─── EXCERPTED DATA
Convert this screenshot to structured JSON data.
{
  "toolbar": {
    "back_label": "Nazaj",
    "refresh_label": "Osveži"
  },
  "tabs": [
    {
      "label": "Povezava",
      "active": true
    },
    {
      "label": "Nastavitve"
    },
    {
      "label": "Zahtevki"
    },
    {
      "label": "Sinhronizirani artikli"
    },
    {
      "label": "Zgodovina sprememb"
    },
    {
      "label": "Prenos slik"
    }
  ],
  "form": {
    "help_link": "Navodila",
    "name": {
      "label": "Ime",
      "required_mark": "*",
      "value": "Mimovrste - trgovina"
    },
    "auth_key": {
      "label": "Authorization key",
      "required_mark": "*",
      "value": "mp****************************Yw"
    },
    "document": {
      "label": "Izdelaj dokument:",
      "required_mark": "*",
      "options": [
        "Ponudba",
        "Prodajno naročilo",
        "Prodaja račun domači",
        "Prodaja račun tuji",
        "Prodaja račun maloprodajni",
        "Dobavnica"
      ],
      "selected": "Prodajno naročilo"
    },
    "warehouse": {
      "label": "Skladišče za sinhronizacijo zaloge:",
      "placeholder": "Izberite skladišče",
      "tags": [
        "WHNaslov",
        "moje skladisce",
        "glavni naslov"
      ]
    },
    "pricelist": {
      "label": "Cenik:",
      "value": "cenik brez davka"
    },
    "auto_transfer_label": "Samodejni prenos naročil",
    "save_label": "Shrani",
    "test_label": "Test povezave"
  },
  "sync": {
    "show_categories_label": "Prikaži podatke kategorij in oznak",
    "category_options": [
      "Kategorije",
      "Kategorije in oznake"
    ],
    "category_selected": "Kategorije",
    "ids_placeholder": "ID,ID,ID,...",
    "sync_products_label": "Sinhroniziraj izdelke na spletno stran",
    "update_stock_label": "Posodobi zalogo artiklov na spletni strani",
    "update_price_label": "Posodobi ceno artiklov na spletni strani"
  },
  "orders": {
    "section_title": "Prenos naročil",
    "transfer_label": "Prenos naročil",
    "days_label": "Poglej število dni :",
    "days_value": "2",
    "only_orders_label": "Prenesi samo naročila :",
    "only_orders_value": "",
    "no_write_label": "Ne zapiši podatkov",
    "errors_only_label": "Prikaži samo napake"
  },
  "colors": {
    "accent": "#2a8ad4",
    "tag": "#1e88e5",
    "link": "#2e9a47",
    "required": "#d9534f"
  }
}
──────
» **TASK STATEMENT**
Repeat each record in full; every line must match exactly.

» **ANSWER TO THIS TASK**
Convert this screenshot to structured JSON data.
{
  "toolbar": {
    "back_label": "Nazaj",
    "refresh_label": "Osveži"
  },
  "tabs": [
    {
      "label": "Povezava",
      "active": true
    },
    {
      "label": "Nastavitve"
    },
    {
      "label": "Zahtevki"
    },
    {
      "label": "Sinhronizirani artikli"
    },
    {
      "label": "Zgodovina sprememb"
    },
    {
      "label": "Prenos slik"
    }
  ],
  "form": {
    "help_link": "Navodila",
    "name": {
      "label": "Ime",
      "required_mark": "*",
      "value": "Mimovrste - trgovina"
    },
    "auth_key": {
      "label": "Authorization key",
      "required_mark": "*",
      "value": "mp****************************Yw"
    },
    "document": {
      "label": "Izdelaj dokument:",
      "required_mark": "*",
      "options": [
        "Ponudba",
        "Prodajno naročilo",
        "Prodaja račun domači",
        "Prodaja račun tuji",
        "Prodaja račun maloprodajni",
        "Dobavnica"
      ],
      "selected": "Prodajno naročilo"
    },
    "warehouse": {
      "label": "Skladišče za sinhronizacijo zaloge:",
      "placeholder": "Izberite skladišče",
      "tags": [
        "WHNaslov",
        "moje skladisce",
        "glavni naslov"
      ]
    },
    "pricelist": {
      "label": "Cenik:",
      "value": "cenik brez davka"
    },
    "auto_transfer_label": "Samodejni prenos naročil",
    "save_label": "Shrani",
    "test_label": "Test povezave"
  },
  "sync": {
    "show_categories_label": "Prikaži podatke kategorij in oznak",
    "category_options": [
      "Kategorije",
      "Kategorije in oznake"
    ],
    "category_selected": "Kategorije",
    "ids_placeholder": "ID,ID,ID,...",
    "sync_products_label": "Sinhroniziraj izdelke na spletno stran",
    "update_stock_label": "Posodobi zalogo artiklov na spletni strani",
    "update_price_label": "Posodobi ceno artiklov na spletni strani"
  },
  "orders": {
    "section_title": "Prenos naročil",
    "transfer_label": "Prenos naročil",
    "days_label": "Poglej število dni :",
    "days_value": "2",
    "only_orders_label": "Prenesi samo naročila :",
    "only_orders_value": "",
    "no_write_label": "Ne zapiši podatkov",
    "errors_only_label": "Prikaži samo napake"
  },
  "colors": {
    "accent": "#2a8ad4",
    "tag": "#1e88e5",
    "link": "#2e9a47",
    "required": "#d9534f"
  }
}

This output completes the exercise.